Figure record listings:
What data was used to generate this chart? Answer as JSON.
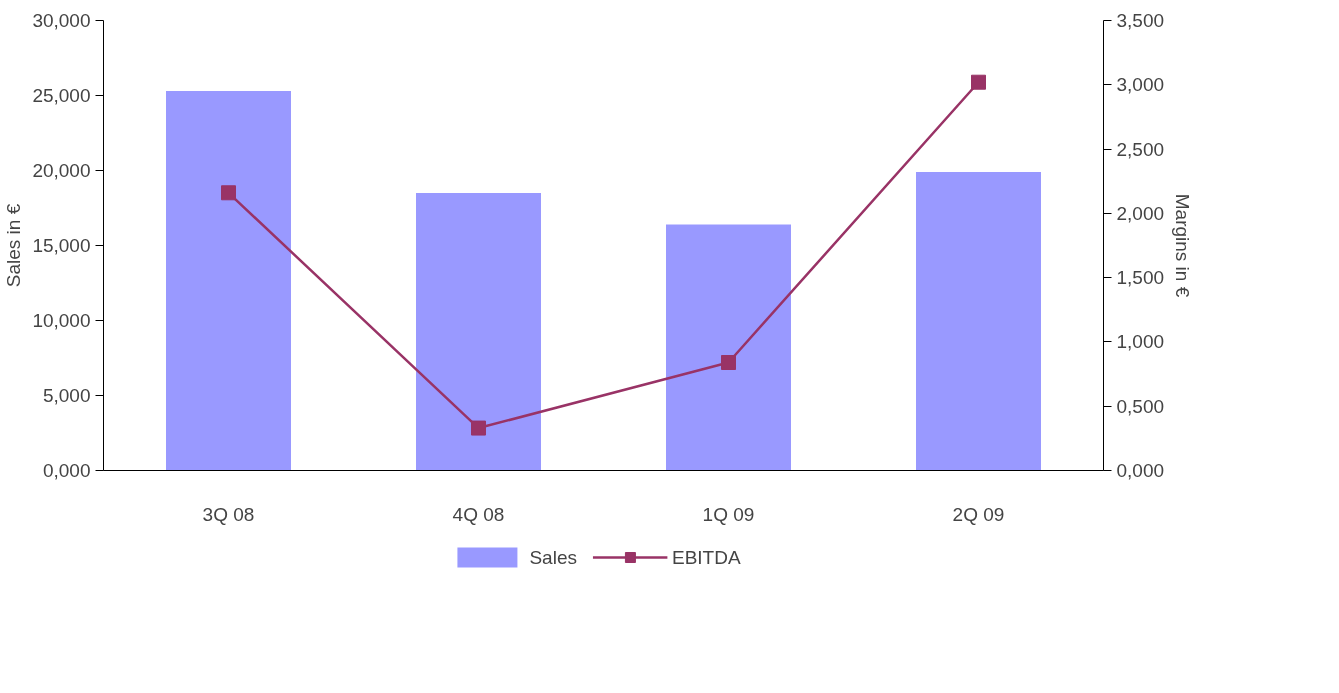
{
  "chart_data": {
    "type": "bar",
    "categories": [
      "3Q 08",
      "4Q 08",
      "1Q 09",
      "2Q 09"
    ],
    "ylabel": "Sales in €",
    "y2label": "Margins in €",
    "series": [
      {
        "name": "Sales",
        "color": "#9999ff",
        "values": [
          25.3,
          18.5,
          16.4,
          19.9
        ]
      },
      {
        "name": "EBITDA",
        "type": "line",
        "axis": "y2",
        "color": "#993366",
        "marker": "square",
        "line_style": "solid",
        "values": [
          2.16,
          0.33,
          0.84,
          3.02
        ]
      }
    ],
    "ylim": [
      0,
      30
    ],
    "yticks": [
      {
        "value": 0,
        "label": "0,000"
      },
      {
        "value": 5,
        "label": "5,000"
      },
      {
        "value": 10,
        "label": "10,000"
      },
      {
        "value": 15,
        "label": "15,000"
      },
      {
        "value": 20,
        "label": "20,000"
      },
      {
        "value": 25,
        "label": "25,000"
      },
      {
        "value": 30,
        "label": "30,000"
      }
    ],
    "y2lim": [
      0,
      3.5
    ],
    "y2ticks": [
      {
        "value": 0,
        "label": "0,000"
      },
      {
        "value": 0.5,
        "label": "0,500"
      },
      {
        "value": 1,
        "label": "1,000"
      },
      {
        "value": 1.5,
        "label": "1,500"
      },
      {
        "value": 2,
        "label": "2,000"
      },
      {
        "value": 2.5,
        "label": "2,500"
      },
      {
        "value": 3,
        "label": "3,000"
      },
      {
        "value": 3.5,
        "label": "3,500"
      }
    ],
    "grid": false,
    "legend": "bottom"
  }
}
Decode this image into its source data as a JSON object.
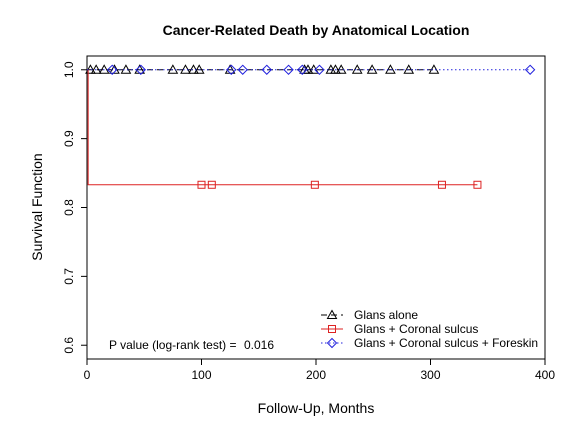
{
  "chart_data": {
    "type": "line",
    "step": true,
    "title": "Cancer-Related Death by Anatomical Location",
    "xlabel": "Follow-Up, Months",
    "ylabel": "Survival Function",
    "xlim": [
      0,
      400
    ],
    "ylim": [
      0.58,
      1.02
    ],
    "xticks": [
      0,
      100,
      200,
      300,
      400
    ],
    "yticks": [
      0.6,
      0.7,
      0.8,
      0.9,
      1.0
    ],
    "xtick_labels": [
      "0",
      "100",
      "200",
      "300",
      "400"
    ],
    "ytick_labels": [
      "0.6",
      "0.7",
      "0.8",
      "0.9",
      "1.0"
    ],
    "grid": false,
    "legend_position": "bottom-right",
    "annotation": {
      "label": "P value (log-rank test) =",
      "value": "0.016"
    },
    "series": [
      {
        "name": "Glans alone",
        "color": "#000000",
        "line_style": "dashed",
        "marker": "triangle",
        "steps": [
          {
            "x": 0,
            "y": 1.0
          },
          {
            "x": 303,
            "y": 1.0
          }
        ],
        "censored": [
          {
            "x": 3,
            "y": 1.0
          },
          {
            "x": 8,
            "y": 1.0
          },
          {
            "x": 15,
            "y": 1.0
          },
          {
            "x": 24,
            "y": 1.0
          },
          {
            "x": 34,
            "y": 1.0
          },
          {
            "x": 46,
            "y": 1.0
          },
          {
            "x": 75,
            "y": 1.0
          },
          {
            "x": 86,
            "y": 1.0
          },
          {
            "x": 93,
            "y": 1.0
          },
          {
            "x": 98,
            "y": 1.0
          },
          {
            "x": 125,
            "y": 1.0
          },
          {
            "x": 190,
            "y": 1.0
          },
          {
            "x": 193,
            "y": 1.0
          },
          {
            "x": 198,
            "y": 1.0
          },
          {
            "x": 213,
            "y": 1.0
          },
          {
            "x": 217,
            "y": 1.0
          },
          {
            "x": 222,
            "y": 1.0
          },
          {
            "x": 236,
            "y": 1.0
          },
          {
            "x": 249,
            "y": 1.0
          },
          {
            "x": 265,
            "y": 1.0
          },
          {
            "x": 281,
            "y": 1.0
          },
          {
            "x": 303,
            "y": 1.0
          }
        ]
      },
      {
        "name": "Glans + Coronal sulcus",
        "color": "#dd2222",
        "line_style": "solid",
        "marker": "square",
        "steps": [
          {
            "x": 0,
            "y": 1.0
          },
          {
            "x": 1,
            "y": 0.833
          },
          {
            "x": 341,
            "y": 0.833
          }
        ],
        "censored": [
          {
            "x": 100,
            "y": 0.833
          },
          {
            "x": 109,
            "y": 0.833
          },
          {
            "x": 199,
            "y": 0.833
          },
          {
            "x": 310,
            "y": 0.833
          },
          {
            "x": 341,
            "y": 0.833
          }
        ]
      },
      {
        "name": "Glans + Coronal sulcus + Foreskin",
        "color": "#2222dd",
        "line_style": "dotted",
        "marker": "diamond",
        "steps": [
          {
            "x": 0,
            "y": 1.0
          },
          {
            "x": 387,
            "y": 1.0
          }
        ],
        "censored": [
          {
            "x": 22,
            "y": 1.0
          },
          {
            "x": 47,
            "y": 1.0
          },
          {
            "x": 126,
            "y": 1.0
          },
          {
            "x": 136,
            "y": 1.0
          },
          {
            "x": 157,
            "y": 1.0
          },
          {
            "x": 176,
            "y": 1.0
          },
          {
            "x": 188,
            "y": 1.0
          },
          {
            "x": 203,
            "y": 1.0
          },
          {
            "x": 387,
            "y": 1.0
          }
        ]
      }
    ]
  }
}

What is required:
Repeat the data exactly, excluding the pictures.

Solution to the problem:
What data was used to generate this chart? Answer as JSON.
{
  "chart_data": {
    "type": "bar",
    "categories": [
      "3Q 08",
      "4Q 08",
      "1Q 09",
      "2Q 09"
    ],
    "ylabel": "Sales in €",
    "y2label": "Margins in €",
    "series": [
      {
        "name": "Sales",
        "color": "#9999ff",
        "values": [
          25.3,
          18.5,
          16.4,
          19.9
        ]
      },
      {
        "name": "EBITDA",
        "type": "line",
        "axis": "y2",
        "color": "#993366",
        "marker": "square",
        "line_style": "solid",
        "values": [
          2.16,
          0.33,
          0.84,
          3.02
        ]
      }
    ],
    "ylim": [
      0,
      30
    ],
    "yticks": [
      {
        "value": 0,
        "label": "0,000"
      },
      {
        "value": 5,
        "label": "5,000"
      },
      {
        "value": 10,
        "label": "10,000"
      },
      {
        "value": 15,
        "label": "15,000"
      },
      {
        "value": 20,
        "label": "20,000"
      },
      {
        "value": 25,
        "label": "25,000"
      },
      {
        "value": 30,
        "label": "30,000"
      }
    ],
    "y2lim": [
      0,
      3.5
    ],
    "y2ticks": [
      {
        "value": 0,
        "label": "0,000"
      },
      {
        "value": 0.5,
        "label": "0,500"
      },
      {
        "value": 1,
        "label": "1,000"
      },
      {
        "value": 1.5,
        "label": "1,500"
      },
      {
        "value": 2,
        "label": "2,000"
      },
      {
        "value": 2.5,
        "label": "2,500"
      },
      {
        "value": 3,
        "label": "3,000"
      },
      {
        "value": 3.5,
        "label": "3,500"
      }
    ],
    "grid": false,
    "legend": "bottom"
  }
}
Decode this image into its source data as a JSON object.
{
  "chart_data": {
    "type": "line",
    "step": true,
    "title": "Cancer-Related Death by Anatomical Location",
    "xlabel": "Follow-Up, Months",
    "ylabel": "Survival Function",
    "xlim": [
      0,
      400
    ],
    "ylim": [
      0.58,
      1.02
    ],
    "xticks": [
      0,
      100,
      200,
      300,
      400
    ],
    "yticks": [
      0.6,
      0.7,
      0.8,
      0.9,
      1.0
    ],
    "xtick_labels": [
      "0",
      "100",
      "200",
      "300",
      "400"
    ],
    "ytick_labels": [
      "0.6",
      "0.7",
      "0.8",
      "0.9",
      "1.0"
    ],
    "grid": false,
    "legend_position": "bottom-right",
    "annotation": {
      "label": "P value (log-rank test) =",
      "value": "0.016"
    },
    "series": [
      {
        "name": "Glans alone",
        "color": "#000000",
        "line_style": "dashed",
        "marker": "triangle",
        "steps": [
          {
            "x": 0,
            "y": 1.0
          },
          {
            "x": 303,
            "y": 1.0
          }
        ],
        "censored": [
          {
            "x": 3,
            "y": 1.0
          },
          {
            "x": 8,
            "y": 1.0
          },
          {
            "x": 15,
            "y": 1.0
          },
          {
            "x": 24,
            "y": 1.0
          },
          {
            "x": 34,
            "y": 1.0
          },
          {
            "x": 46,
            "y": 1.0
          },
          {
            "x": 75,
            "y": 1.0
          },
          {
            "x": 86,
            "y": 1.0
          },
          {
            "x": 93,
            "y": 1.0
          },
          {
            "x": 98,
            "y": 1.0
          },
          {
            "x": 125,
            "y": 1.0
          },
          {
            "x": 190,
            "y": 1.0
          },
          {
            "x": 193,
            "y": 1.0
          },
          {
            "x": 198,
            "y": 1.0
          },
          {
            "x": 213,
            "y": 1.0
          },
          {
            "x": 217,
            "y": 1.0
          },
          {
            "x": 222,
            "y": 1.0
          },
          {
            "x": 236,
            "y": 1.0
          },
          {
            "x": 249,
            "y": 1.0
          },
          {
            "x": 265,
            "y": 1.0
          },
          {
            "x": 281,
            "y": 1.0
          },
          {
            "x": 303,
            "y": 1.0
          }
        ]
      },
      {
        "name": "Glans + Coronal sulcus",
        "color": "#dd2222",
        "line_style": "solid",
        "marker": "square",
        "steps": [
          {
            "x": 0,
            "y": 1.0
          },
          {
            "x": 1,
            "y": 0.833
          },
          {
            "x": 341,
            "y": 0.833
          }
        ],
        "censored": [
          {
            "x": 100,
            "y": 0.833
          },
          {
            "x": 109,
            "y": 0.833
          },
          {
            "x": 199,
            "y": 0.833
          },
          {
            "x": 310,
            "y": 0.833
          },
          {
            "x": 341,
            "y": 0.833
          }
        ]
      },
      {
        "name": "Glans + Coronal sulcus + Foreskin",
        "color": "#2222dd",
        "line_style": "dotted",
        "marker": "diamond",
        "steps": [
          {
            "x": 0,
            "y": 1.0
          },
          {
            "x": 387,
            "y": 1.0
          }
        ],
        "censored": [
          {
            "x": 22,
            "y": 1.0
          },
          {
            "x": 47,
            "y": 1.0
          },
          {
            "x": 126,
            "y": 1.0
          },
          {
            "x": 136,
            "y": 1.0
          },
          {
            "x": 157,
            "y": 1.0
          },
          {
            "x": 176,
            "y": 1.0
          },
          {
            "x": 188,
            "y": 1.0
          },
          {
            "x": 203,
            "y": 1.0
          },
          {
            "x": 387,
            "y": 1.0
          }
        ]
      }
    ]
  }
}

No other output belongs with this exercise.